> _GIVEN PASSAGE_
Distributed tracing pairs well with this. The gateway is a good place to inject a traceparent (W3C Trace Context) header that propagates through every downstream service. End-to-end traces help locate the slow service in a request chain that crosses multiple teams.

One thing worth being careful with: metric cardinality. Each unique combination of metric labels becomes its own time series, and the cost in Prometheus or Datadog grows with the number of series. A useful rule of thumb is to label by route template rather than URL parameters, by status code class (2xx, 4xx, 5xx) unless individual codes are needed, and to keep user IDs in logs rather than metric labels.

Because the gateway is convenient, there's usually pressure to push more concerns into it. Auth and rate limits work well there, so why not validation, transformations, or simple business logic? The argument against is that the gateway sits on the request path of every API call. Anything added there runs for every request, and adds risk to the one piece of infrastructure that every team depends on.

A circuit breaker in front of each upstream is a reasonable thing to put at the gateway — it keeps the gateway responsive when a downstream service degrades. Three rough rules of thumb for everything else:

Kong · open-source + enterprise

Built on NGINX/OpenResty with Lua plugins. Used by Cargill, Honeywell, Yahoo Japan. Large plugin ecosystem, and writing custom Lua plugins is relatively approachable. Fits well when you want a programmable, self-hosted gateway.

> _DATA TO EXAMINE_
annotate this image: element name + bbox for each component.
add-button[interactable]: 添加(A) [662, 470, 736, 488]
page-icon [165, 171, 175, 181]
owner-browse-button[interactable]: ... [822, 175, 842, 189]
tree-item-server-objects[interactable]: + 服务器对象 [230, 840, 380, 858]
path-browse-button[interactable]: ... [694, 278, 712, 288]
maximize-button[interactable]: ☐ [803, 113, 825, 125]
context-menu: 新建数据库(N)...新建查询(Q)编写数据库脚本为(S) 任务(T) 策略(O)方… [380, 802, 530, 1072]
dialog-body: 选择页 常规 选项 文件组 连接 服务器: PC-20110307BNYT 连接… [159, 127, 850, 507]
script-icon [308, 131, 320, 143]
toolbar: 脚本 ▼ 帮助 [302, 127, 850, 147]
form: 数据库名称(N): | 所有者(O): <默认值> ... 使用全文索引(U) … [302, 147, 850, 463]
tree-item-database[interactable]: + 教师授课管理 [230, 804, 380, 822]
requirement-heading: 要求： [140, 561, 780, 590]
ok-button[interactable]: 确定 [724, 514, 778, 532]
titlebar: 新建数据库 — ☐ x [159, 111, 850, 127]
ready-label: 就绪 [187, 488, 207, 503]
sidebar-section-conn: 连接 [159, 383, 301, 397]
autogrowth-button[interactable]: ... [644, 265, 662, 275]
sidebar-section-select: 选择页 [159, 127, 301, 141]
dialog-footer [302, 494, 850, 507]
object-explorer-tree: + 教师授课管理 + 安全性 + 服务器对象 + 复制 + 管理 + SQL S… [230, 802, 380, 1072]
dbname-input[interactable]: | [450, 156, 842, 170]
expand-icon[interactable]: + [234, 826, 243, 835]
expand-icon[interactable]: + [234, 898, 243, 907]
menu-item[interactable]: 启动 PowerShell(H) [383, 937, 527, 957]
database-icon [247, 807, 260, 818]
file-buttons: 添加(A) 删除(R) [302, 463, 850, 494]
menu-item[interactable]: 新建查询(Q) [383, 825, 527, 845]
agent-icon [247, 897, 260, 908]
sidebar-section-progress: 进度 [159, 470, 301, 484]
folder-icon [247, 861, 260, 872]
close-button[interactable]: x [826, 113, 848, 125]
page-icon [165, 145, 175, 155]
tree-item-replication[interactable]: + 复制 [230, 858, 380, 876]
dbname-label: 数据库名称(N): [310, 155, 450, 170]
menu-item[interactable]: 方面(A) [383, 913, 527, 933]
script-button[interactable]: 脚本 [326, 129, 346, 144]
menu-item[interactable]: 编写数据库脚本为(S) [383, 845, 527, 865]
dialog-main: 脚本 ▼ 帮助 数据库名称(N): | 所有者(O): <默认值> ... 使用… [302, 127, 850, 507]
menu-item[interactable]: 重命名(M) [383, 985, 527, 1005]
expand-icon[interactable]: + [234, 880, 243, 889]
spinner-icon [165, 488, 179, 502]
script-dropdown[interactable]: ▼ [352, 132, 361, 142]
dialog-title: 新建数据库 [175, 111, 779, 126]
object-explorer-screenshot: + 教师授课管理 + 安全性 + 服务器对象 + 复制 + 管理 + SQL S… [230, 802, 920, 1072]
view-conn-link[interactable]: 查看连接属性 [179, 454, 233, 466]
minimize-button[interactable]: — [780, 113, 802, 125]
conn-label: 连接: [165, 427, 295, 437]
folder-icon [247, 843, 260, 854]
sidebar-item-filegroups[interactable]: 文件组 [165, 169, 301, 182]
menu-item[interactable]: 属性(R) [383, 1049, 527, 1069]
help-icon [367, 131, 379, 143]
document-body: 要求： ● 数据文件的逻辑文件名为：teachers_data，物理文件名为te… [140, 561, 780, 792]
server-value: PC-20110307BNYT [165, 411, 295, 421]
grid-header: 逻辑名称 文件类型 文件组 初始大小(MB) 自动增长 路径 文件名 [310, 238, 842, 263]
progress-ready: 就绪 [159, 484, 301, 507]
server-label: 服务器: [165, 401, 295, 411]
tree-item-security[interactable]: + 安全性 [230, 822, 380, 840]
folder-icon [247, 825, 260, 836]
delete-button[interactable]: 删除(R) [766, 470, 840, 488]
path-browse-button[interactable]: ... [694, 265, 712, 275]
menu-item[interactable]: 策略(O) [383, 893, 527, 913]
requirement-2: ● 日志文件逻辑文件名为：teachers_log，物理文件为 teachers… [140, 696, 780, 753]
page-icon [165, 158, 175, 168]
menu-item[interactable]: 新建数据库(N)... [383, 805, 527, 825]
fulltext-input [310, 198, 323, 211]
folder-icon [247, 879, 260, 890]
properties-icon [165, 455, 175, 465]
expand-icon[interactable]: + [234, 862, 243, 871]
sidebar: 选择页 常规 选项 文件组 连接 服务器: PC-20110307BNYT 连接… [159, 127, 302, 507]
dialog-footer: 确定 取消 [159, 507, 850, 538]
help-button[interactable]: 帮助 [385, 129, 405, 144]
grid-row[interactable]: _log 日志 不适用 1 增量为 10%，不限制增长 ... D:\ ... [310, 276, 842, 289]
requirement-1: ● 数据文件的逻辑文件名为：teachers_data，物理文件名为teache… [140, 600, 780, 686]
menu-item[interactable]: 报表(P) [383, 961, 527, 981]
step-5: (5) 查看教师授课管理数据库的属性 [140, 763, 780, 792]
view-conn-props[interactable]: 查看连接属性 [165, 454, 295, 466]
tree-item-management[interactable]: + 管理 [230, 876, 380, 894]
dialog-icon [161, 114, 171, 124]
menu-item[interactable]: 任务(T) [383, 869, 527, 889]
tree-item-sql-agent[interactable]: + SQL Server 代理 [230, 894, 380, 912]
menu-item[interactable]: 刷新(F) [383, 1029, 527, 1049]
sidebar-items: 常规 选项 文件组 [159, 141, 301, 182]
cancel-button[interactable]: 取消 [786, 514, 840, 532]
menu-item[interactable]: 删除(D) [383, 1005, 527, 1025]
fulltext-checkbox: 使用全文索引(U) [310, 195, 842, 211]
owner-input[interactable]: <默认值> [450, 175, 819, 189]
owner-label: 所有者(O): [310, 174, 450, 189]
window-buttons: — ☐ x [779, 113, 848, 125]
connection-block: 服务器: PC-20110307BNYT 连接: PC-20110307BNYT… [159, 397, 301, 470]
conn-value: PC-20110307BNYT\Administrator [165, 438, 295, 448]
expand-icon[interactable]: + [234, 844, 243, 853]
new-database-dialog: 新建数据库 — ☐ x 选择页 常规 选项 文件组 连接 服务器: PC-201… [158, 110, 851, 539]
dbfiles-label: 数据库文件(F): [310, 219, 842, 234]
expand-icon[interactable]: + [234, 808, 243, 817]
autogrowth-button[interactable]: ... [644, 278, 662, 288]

> _ACTIONS TO TAKE_
A: In the API gateway passage, what header is the gateway a good place to inject for distributed tracing?
B: From the API gateway passage, reproduce word for word the portion starting at "One thing worth" and ending at "team depends on.".

> _OUTPUTS BY TASK_
A: A traceparent (W3C Trace Context) header.

B:
One thing worth being careful with: metric cardinality. Each unique combination of metric labels becomes its own time series, and the cost in Prometheus or Datadog grows with the number of series. A useful rule of thumb is to label by route template rather than URL parameters, by status code class (2xx, 4xx, 5xx) unless individual codes are needed, and to keep user IDs in logs rather than metric labels.

Because the gateway is convenient, there's usually pressure to push more concerns into it. Auth and rate limits work well there, so why not validation, transformations, or simple business logic? The argument against is that the gateway sits on the request path of every API call. Anything added there runs for every request, and adds risk to the one piece of infrastructure that every team depends on.